■ WHAT TO DO:
Return all lines with the word "教师活动" in them.

----- DATA

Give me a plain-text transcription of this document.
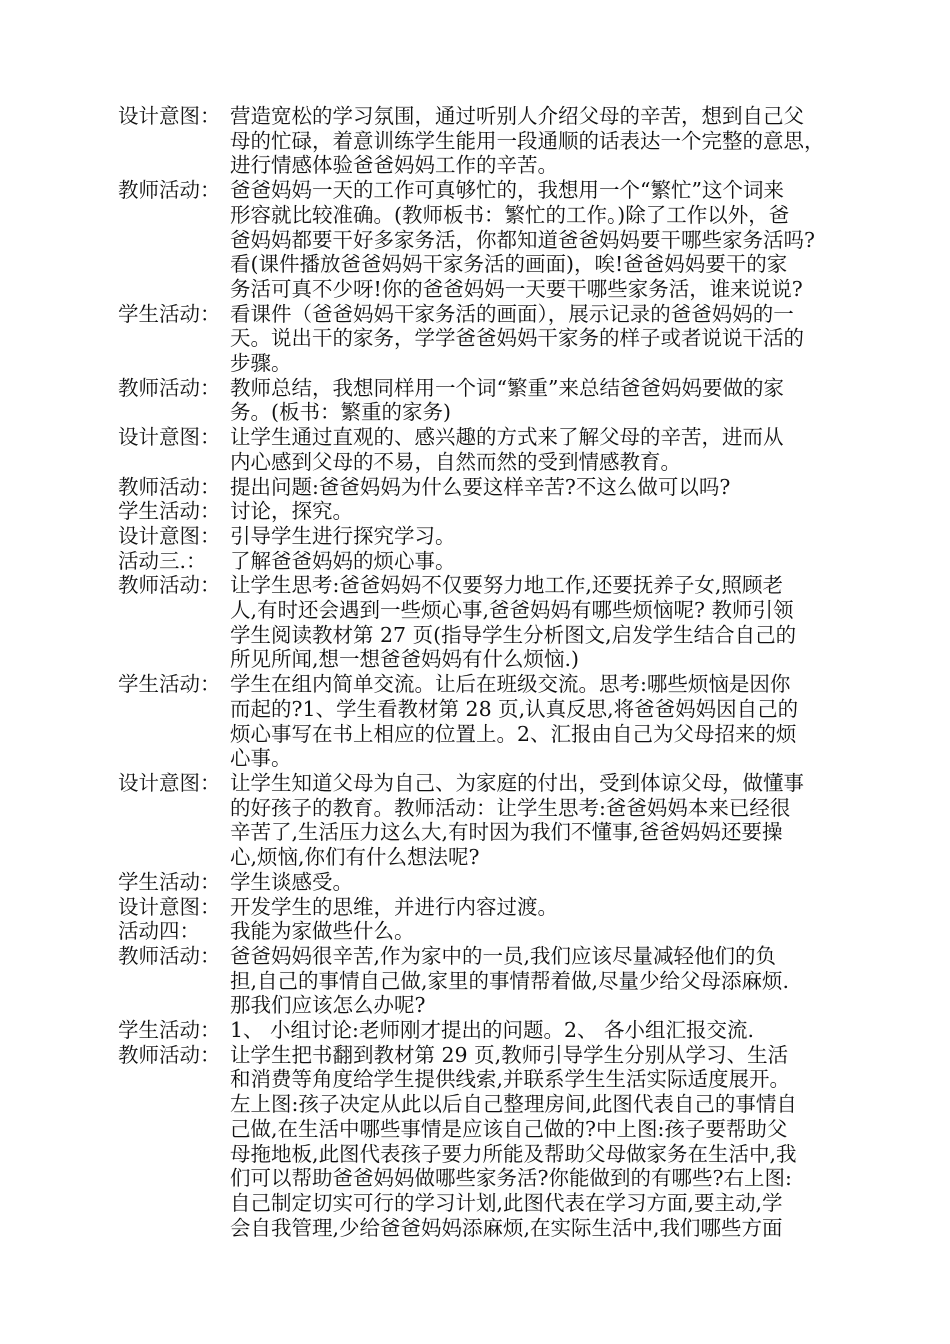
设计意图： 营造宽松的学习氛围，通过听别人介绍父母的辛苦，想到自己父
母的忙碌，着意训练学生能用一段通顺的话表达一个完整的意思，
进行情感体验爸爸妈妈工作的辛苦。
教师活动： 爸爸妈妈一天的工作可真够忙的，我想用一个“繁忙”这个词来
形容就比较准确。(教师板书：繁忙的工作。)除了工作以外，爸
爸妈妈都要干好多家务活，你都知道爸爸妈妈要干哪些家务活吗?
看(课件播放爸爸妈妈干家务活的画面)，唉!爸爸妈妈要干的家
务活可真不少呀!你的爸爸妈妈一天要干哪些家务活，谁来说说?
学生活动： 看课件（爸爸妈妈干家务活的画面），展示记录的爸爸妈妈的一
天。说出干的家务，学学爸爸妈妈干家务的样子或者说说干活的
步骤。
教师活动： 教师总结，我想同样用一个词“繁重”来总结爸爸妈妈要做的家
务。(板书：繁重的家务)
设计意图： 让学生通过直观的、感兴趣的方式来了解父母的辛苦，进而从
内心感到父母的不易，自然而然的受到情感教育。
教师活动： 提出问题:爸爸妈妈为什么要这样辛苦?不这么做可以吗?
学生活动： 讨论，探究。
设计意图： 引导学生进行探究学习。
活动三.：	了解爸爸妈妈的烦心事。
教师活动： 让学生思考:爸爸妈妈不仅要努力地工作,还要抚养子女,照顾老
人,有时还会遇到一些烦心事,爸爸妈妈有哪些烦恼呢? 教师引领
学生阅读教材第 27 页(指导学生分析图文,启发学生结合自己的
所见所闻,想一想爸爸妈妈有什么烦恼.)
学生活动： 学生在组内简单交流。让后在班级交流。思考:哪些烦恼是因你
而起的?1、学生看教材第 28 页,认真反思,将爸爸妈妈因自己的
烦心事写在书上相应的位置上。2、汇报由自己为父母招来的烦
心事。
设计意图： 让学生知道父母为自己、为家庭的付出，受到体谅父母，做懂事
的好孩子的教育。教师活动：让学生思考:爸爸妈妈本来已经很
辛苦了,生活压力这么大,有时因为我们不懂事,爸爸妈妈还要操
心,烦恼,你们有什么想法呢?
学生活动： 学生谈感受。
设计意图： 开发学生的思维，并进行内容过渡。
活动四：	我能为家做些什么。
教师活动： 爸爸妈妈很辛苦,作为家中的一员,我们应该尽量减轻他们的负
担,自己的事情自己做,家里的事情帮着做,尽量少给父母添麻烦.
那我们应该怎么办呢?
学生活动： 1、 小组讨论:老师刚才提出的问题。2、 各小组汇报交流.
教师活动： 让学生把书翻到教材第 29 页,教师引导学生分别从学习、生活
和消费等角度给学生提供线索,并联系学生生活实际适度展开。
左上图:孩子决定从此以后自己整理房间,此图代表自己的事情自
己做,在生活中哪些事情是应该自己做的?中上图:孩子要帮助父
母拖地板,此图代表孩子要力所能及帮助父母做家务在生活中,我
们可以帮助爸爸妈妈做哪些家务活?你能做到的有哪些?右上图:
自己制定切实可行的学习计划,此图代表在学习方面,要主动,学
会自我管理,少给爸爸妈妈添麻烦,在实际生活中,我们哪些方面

----------

■ WRITTEN SOLUTION:
教师活动： 爸爸妈妈一天的工作可真够忙的，我想用一个“繁忙”这个词来
教师活动： 教师总结，我想同样用一个词“繁重”来总结爸爸妈妈要做的家
教师活动： 提出问题:爸爸妈妈为什么要这样辛苦?不这么做可以吗?
教师活动： 让学生思考:爸爸妈妈不仅要努力地工作,还要抚养子女,照顾老
的好孩子的教育。教师活动：让学生思考:爸爸妈妈本来已经很
教师活动： 爸爸妈妈很辛苦,作为家中的一员,我们应该尽量减轻他们的负
教师活动： 让学生把书翻到教材第 29 页,教师引导学生分别从学习、生活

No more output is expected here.